— Exercise aim —
Repeat the material from its start through the line with "mep-row[interactable]: ✔ Anthony", substituting "coordinates" for "bounding boxes" and leaving everything else unchanged.

────────

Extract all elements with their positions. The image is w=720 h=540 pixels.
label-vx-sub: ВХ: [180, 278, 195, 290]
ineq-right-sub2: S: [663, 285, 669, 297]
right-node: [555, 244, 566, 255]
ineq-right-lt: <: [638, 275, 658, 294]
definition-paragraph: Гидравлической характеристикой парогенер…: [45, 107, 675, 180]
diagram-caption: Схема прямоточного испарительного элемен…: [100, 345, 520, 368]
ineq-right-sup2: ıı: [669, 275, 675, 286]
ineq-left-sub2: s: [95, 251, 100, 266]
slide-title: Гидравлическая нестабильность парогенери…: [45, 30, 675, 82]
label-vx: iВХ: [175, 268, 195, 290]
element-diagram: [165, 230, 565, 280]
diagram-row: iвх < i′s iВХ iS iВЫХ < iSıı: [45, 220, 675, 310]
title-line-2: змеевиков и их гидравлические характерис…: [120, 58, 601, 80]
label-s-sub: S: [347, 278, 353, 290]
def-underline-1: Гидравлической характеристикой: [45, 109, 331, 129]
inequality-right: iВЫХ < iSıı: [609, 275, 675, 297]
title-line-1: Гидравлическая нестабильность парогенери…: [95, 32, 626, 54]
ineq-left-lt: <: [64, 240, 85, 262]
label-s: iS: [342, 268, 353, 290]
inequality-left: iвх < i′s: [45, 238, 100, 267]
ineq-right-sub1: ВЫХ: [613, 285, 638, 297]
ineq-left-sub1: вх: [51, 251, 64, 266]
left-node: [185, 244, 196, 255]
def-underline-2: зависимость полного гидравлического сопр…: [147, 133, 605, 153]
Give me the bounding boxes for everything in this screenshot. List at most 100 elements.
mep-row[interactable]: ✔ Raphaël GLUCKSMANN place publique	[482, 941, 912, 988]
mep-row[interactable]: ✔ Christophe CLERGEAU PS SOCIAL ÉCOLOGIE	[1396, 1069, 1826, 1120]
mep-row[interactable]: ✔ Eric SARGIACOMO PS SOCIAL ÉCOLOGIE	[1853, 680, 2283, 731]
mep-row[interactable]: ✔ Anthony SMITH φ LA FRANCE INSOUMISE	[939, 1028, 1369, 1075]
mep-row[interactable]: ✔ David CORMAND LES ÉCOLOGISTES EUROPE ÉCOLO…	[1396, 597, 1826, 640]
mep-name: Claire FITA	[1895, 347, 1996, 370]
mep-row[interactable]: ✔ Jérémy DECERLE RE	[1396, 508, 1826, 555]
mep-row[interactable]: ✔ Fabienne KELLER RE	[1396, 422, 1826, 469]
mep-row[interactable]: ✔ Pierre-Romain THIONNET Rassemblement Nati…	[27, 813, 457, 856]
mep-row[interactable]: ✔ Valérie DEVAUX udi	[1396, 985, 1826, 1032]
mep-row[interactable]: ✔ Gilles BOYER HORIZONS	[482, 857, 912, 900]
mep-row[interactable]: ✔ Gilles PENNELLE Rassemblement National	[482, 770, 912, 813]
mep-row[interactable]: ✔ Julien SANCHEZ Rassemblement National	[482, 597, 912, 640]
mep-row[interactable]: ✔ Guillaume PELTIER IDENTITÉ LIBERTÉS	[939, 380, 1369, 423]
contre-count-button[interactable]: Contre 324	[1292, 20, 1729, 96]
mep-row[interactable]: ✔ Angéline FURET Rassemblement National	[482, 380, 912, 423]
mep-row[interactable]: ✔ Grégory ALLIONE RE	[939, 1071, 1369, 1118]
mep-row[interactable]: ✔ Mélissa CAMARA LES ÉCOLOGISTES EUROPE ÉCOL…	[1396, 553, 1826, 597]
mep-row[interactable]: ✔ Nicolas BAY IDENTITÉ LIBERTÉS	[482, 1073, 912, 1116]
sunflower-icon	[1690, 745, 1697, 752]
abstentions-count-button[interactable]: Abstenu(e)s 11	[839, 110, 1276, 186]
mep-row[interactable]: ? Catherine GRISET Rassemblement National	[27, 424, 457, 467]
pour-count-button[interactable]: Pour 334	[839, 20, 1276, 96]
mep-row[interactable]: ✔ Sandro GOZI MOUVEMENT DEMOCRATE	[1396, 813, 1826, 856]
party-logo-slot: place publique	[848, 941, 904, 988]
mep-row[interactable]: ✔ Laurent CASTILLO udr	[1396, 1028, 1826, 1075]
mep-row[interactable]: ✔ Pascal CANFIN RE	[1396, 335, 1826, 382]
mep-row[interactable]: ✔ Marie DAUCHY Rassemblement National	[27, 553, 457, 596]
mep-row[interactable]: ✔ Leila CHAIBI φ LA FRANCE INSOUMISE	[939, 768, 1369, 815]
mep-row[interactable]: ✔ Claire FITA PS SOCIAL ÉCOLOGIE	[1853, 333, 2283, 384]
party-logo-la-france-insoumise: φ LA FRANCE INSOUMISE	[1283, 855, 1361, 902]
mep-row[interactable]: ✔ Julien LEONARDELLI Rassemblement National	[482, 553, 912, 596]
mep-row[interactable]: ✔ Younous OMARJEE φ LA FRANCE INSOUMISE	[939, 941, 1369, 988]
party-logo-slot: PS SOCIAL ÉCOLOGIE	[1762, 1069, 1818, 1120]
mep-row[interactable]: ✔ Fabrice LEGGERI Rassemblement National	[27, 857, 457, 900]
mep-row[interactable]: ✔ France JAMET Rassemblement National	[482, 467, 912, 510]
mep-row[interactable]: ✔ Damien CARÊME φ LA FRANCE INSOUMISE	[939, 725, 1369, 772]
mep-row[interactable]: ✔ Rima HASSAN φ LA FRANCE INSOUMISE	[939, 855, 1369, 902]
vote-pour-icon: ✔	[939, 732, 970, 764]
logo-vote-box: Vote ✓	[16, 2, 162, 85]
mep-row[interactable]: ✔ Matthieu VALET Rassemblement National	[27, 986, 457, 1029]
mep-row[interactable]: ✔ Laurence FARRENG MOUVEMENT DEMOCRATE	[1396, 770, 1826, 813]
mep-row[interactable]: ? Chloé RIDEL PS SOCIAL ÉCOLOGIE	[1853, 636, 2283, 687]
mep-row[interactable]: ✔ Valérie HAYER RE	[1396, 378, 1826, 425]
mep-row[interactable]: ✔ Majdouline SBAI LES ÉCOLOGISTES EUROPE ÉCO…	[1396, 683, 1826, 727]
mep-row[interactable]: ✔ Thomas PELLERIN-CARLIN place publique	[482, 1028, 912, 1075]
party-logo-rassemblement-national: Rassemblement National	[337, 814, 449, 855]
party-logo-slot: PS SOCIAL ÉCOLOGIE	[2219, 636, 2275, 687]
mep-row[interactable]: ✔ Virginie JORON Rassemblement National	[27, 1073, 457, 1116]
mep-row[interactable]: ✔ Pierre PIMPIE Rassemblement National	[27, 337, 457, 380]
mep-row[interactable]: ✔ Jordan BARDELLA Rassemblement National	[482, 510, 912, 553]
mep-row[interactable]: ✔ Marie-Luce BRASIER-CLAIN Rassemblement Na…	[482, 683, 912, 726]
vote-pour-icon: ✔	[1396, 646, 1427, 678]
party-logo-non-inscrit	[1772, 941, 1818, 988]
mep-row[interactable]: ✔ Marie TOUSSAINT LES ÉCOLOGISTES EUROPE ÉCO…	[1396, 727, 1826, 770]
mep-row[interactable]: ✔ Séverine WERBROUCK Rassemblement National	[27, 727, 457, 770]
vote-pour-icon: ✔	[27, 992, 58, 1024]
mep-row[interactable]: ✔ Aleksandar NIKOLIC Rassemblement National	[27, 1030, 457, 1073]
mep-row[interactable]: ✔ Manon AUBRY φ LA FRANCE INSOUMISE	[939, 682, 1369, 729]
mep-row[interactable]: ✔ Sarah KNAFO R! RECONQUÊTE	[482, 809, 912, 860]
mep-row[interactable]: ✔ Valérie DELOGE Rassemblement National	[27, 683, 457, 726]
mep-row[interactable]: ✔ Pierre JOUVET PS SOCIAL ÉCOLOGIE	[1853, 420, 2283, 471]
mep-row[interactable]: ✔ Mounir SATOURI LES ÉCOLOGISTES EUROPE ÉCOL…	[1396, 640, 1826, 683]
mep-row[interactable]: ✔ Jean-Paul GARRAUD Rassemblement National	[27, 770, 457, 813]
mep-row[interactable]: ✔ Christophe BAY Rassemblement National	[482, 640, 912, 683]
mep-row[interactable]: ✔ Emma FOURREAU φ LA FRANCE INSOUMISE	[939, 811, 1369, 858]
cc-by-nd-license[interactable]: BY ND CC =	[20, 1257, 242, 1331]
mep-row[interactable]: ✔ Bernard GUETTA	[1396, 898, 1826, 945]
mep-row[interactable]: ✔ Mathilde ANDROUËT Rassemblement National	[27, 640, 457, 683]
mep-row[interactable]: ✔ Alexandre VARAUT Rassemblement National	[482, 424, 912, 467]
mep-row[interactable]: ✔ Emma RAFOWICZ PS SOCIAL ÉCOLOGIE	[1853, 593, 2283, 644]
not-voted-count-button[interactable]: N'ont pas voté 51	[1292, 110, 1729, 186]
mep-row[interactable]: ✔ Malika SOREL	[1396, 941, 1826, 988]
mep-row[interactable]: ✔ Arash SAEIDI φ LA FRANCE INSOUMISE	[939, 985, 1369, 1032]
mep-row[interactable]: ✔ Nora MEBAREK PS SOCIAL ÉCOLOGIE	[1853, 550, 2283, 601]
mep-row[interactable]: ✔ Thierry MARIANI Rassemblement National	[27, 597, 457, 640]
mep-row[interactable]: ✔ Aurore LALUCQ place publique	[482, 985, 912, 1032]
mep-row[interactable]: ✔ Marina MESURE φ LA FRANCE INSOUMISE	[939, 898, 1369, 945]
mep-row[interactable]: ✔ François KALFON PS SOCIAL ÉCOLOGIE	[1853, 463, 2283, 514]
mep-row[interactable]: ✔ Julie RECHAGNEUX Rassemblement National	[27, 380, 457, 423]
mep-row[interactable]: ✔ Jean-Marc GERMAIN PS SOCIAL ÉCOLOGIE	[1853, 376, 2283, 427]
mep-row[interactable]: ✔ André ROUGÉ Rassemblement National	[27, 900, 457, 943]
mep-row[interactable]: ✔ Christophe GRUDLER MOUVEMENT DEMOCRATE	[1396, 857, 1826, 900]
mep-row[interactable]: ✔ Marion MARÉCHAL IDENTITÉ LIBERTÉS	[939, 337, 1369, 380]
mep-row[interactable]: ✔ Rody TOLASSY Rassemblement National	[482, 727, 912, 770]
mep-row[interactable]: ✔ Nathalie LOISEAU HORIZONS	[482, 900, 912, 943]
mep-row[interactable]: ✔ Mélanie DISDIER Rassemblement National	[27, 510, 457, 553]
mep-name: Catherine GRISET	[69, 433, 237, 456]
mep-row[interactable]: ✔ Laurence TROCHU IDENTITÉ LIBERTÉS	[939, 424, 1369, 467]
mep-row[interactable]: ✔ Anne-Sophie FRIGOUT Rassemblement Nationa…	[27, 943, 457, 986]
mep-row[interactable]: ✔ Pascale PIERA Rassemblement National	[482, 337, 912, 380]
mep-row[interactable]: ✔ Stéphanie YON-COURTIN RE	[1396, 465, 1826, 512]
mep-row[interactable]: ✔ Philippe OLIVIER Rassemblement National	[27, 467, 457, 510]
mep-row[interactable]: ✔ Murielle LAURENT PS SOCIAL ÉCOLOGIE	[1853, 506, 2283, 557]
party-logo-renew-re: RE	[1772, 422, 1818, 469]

────────

— Expected answer —
Extract all elements with their positions. The image is w=720 h=540 pixels.
label-vx-sub: ВХ: [180, 278, 195, 290]
ineq-right-sub2: S: [663, 285, 669, 297]
right-node: [555, 244, 566, 255]
ineq-right-lt: <: [638, 275, 658, 294]
definition-paragraph: Гидравлической характеристикой парогенер…: [45, 107, 675, 180]
diagram-caption: Схема прямоточного испарительного элемен…: [100, 345, 520, 368]
ineq-right-sup2: ıı: [669, 275, 675, 286]
ineq-left-sub2: s: [95, 251, 100, 266]
slide-title: Гидравлическая нестабильность парогенери…: [45, 30, 675, 82]
label-vx: iВХ: [175, 268, 195, 290]
element-diagram: [165, 230, 565, 280]
diagram-row: iвх < i′s iВХ iS iВЫХ < iSıı: [45, 220, 675, 310]
title-line-2: змеевиков и их гидравлические характерис…: [120, 58, 601, 80]
label-s-sub: S: [347, 278, 353, 290]
def-underline-1: Гидравлической характеристикой: [45, 109, 331, 129]
inequality-right: iВЫХ < iSıı: [609, 275, 675, 297]
title-line-1: Гидравлическая нестабильность парогенери…: [95, 32, 626, 54]
ineq-left-lt: <: [64, 240, 85, 262]
label-s: iS: [342, 268, 353, 290]
inequality-left: iвх < i′s: [45, 238, 100, 267]
ineq-right-sub1: ВЫХ: [613, 285, 638, 297]
ineq-left-sub1: вх: [51, 251, 64, 266]
left-node: [185, 244, 196, 255]
def-underline-2: зависимость полного гидравлического сопр…: [147, 133, 605, 153]
Give me the coordinates for everything in this screenshot. List at most 100 elements.
mep-row[interactable]: ✔ Raphaël GLUCKSMANN place publique	[482, 941, 912, 988]
mep-row[interactable]: ✔ Christophe CLERGEAU PS SOCIAL ÉCOLOGIE	[1396, 1069, 1826, 1120]
mep-row[interactable]: ✔ Eric SARGIACOMO PS SOCIAL ÉCOLOGIE	[1853, 680, 2283, 731]
mep-row[interactable]: ✔ Anthony SMITH φ LA FRANCE INSOUMISE	[939, 1028, 1369, 1075]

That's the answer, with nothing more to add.